-- start of EXERCISE MATERIALS --

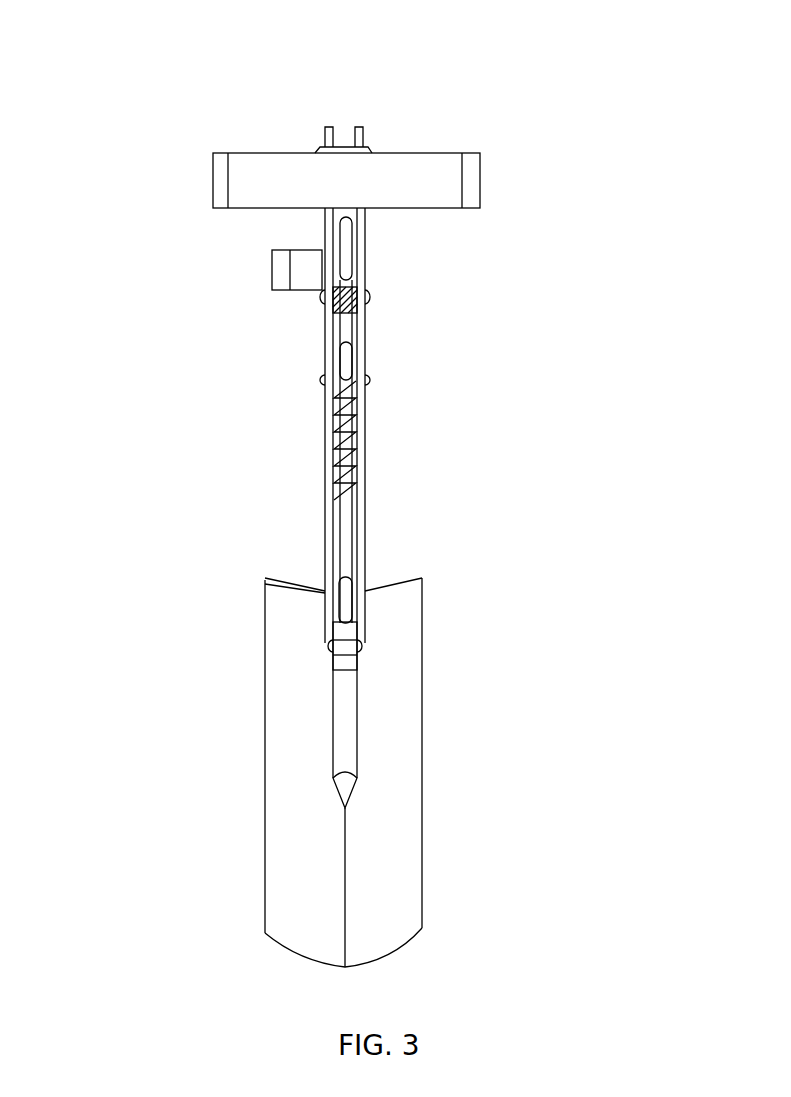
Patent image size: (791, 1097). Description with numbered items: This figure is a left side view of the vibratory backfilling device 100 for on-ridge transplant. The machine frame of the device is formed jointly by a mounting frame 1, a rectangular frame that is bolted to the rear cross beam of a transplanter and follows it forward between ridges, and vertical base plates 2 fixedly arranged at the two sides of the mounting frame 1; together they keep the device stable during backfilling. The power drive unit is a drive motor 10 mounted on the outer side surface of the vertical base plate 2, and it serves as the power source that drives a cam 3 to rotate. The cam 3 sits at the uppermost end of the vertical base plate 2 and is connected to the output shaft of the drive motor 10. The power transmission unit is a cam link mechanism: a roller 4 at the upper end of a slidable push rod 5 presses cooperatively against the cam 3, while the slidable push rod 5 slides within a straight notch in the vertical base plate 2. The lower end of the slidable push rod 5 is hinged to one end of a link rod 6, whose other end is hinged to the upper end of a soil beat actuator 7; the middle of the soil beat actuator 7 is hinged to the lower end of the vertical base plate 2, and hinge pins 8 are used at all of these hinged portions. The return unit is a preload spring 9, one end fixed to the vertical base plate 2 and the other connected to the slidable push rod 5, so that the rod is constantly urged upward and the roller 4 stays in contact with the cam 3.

The vibratory backfilling device 100 is at (466, 115).
The mounting frame 1 is at (433, 185).
The vertical base plate 2 is at (365, 233).
The cam 3 is at (365, 248).
The roller 4 is at (365, 313).
The slidable push rod 5 is at (365, 360).
The link rod 6 is at (340, 480).
The soil beat actuator 7 is at (288, 687).
The hinge pin 8 is at (327, 380).
The preload spring 9 is at (350, 397).
The drive motor 10 is at (307, 272).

-- end of EXERCISE MATERIALS --

Can you copy out the listing above word for word, leaving out the picture?

OUTPUT BELOW:
Patent image size: (791, 1097). Description with numbered items: This figure is a left side view of the vibratory backfilling device 100 for on-ridge transplant. The machine frame of the device is formed jointly by a mounting frame 1, a rectangular frame that is bolted to the rear cross beam of a transplanter and follows it forward between ridges, and vertical base plates 2 fixedly arranged at the two sides of the mounting frame 1; together they keep the device stable during backfilling. The power drive unit is a drive motor 10 mounted on the outer side surface of the vertical base plate 2, and it serves as the power source that drives a cam 3 to rotate. The cam 3 sits at the uppermost end of the vertical base plate 2 and is connected to the output shaft of the drive motor 10. The power transmission unit is a cam link mechanism: a roller 4 at the upper end of a slidable push rod 5 presses cooperatively against the cam 3, while the slidable push rod 5 slides within a straight notch in the vertical base plate 2. The lower end of the slidable push rod 5 is hinged to one end of a link rod 6, whose other end is hinged to the upper end of a soil beat actuator 7; the middle of the soil beat actuator 7 is hinged to the lower end of the vertical base plate 2, and hinge pins 8 are used at all of these hinged portions. The return unit is a preload spring 9, one end fixed to the vertical base plate 2 and the other connected to the slidable push rod 5, so that the rod is constantly urged upward and the roller 4 stays in contact with the cam 3.

The vibratory backfilling device 100 is at (466, 115).
The mounting frame 1 is at (433, 185).
The vertical base plate 2 is at (365, 233).
The cam 3 is at (365, 248).
The roller 4 is at (365, 313).
The slidable push rod 5 is at (365, 360).
The link rod 6 is at (340, 480).
The soil beat actuator 7 is at (288, 687).
The hinge pin 8 is at (327, 380).
The preload spring 9 is at (350, 397).
The drive motor 10 is at (307, 272).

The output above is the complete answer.